(Items listed in a dataset)
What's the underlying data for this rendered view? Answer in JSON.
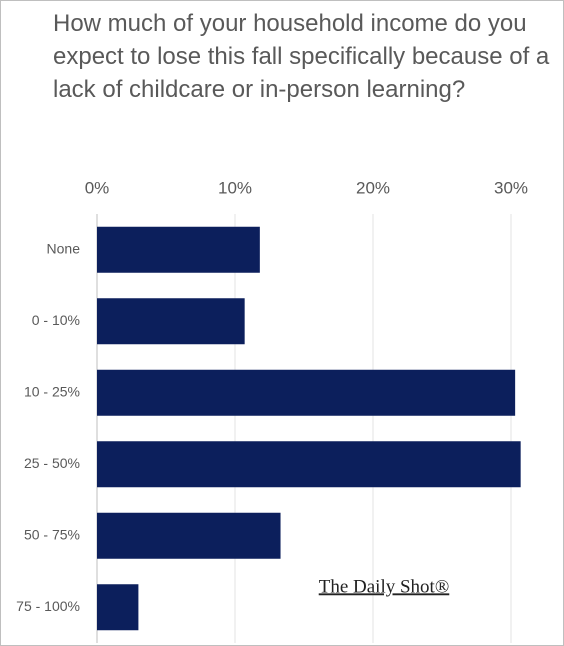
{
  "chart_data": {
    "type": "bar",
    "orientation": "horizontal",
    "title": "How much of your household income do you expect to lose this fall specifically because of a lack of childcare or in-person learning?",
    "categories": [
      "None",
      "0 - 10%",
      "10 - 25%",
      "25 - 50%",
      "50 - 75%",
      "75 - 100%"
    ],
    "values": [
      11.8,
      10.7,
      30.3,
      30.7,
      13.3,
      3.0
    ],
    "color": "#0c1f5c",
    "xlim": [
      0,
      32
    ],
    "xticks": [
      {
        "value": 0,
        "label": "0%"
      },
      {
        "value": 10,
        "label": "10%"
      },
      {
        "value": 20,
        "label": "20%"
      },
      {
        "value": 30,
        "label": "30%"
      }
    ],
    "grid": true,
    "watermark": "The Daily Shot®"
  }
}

# [WHAT NEEDS TO BE DONE]
From the entries above, copy every line that holds the word "this".

# [EXERCISE SOLUTION]
What's the underlying data for this rendered view? Answer in JSON.
    "title": "How much of your household income do you expect to lose this fall specifically because of a lack of childcare or in-person learning?",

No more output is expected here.